Repeat every record below exactly as written.

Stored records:
__________________________________________________

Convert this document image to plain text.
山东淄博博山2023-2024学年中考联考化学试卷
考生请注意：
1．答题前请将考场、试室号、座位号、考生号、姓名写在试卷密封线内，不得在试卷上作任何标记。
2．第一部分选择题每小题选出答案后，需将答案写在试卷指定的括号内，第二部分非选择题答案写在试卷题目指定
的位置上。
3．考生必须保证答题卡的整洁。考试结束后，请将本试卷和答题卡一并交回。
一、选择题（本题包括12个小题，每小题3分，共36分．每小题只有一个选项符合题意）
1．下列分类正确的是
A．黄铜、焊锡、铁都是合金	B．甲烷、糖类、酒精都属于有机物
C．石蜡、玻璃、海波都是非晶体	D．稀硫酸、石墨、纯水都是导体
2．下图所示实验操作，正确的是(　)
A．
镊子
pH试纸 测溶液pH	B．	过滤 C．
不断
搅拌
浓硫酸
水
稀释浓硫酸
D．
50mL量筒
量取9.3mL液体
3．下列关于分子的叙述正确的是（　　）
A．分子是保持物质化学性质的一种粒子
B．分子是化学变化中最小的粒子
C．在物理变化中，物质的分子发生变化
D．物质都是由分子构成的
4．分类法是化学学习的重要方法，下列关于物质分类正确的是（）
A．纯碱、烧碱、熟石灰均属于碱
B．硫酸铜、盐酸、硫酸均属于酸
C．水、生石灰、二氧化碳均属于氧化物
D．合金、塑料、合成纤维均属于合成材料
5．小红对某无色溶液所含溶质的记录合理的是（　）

__________________________________________________

■ **Task output**
Convert this document image to plain text.
山东淄博博山2023-2024学年中考联考化学试卷
考生请注意：
1．答题前请将考场、试室号、座位号、考生号、姓名写在试卷密封线内，不得在试卷上作任何标记。
2．第一部分选择题每小题选出答案后，需将答案写在试卷指定的括号内，第二部分非选择题答案写在试卷题目指定
的位置上。
3．考生必须保证答题卡的整洁。考试结束后，请将本试卷和答题卡一并交回。
一、选择题（本题包括12个小题，每小题3分，共36分．每小题只有一个选项符合题意）
1．下列分类正确的是
A．黄铜、焊锡、铁都是合金	B．甲烷、糖类、酒精都属于有机物
C．石蜡、玻璃、海波都是非晶体	D．稀硫酸、石墨、纯水都是导体
2．下图所示实验操作，正确的是(　)
A．
镊子
pH试纸 测溶液pH	B．	过滤 C．
不断
搅拌
浓硫酸
水
稀释浓硫酸
D．
50mL量筒
量取9.3mL液体
3．下列关于分子的叙述正确的是（　　）
A．分子是保持物质化学性质的一种粒子
B．分子是化学变化中最小的粒子
C．在物理变化中，物质的分子发生变化
D．物质都是由分子构成的
4．分类法是化学学习的重要方法，下列关于物质分类正确的是（）
A．纯碱、烧碱、熟石灰均属于碱
B．硫酸铜、盐酸、硫酸均属于酸
C．水、生石灰、二氧化碳均属于氧化物
D．合金、塑料、合成纤维均属于合成材料
5．小红对某无色溶液所含溶质的记录合理的是（　）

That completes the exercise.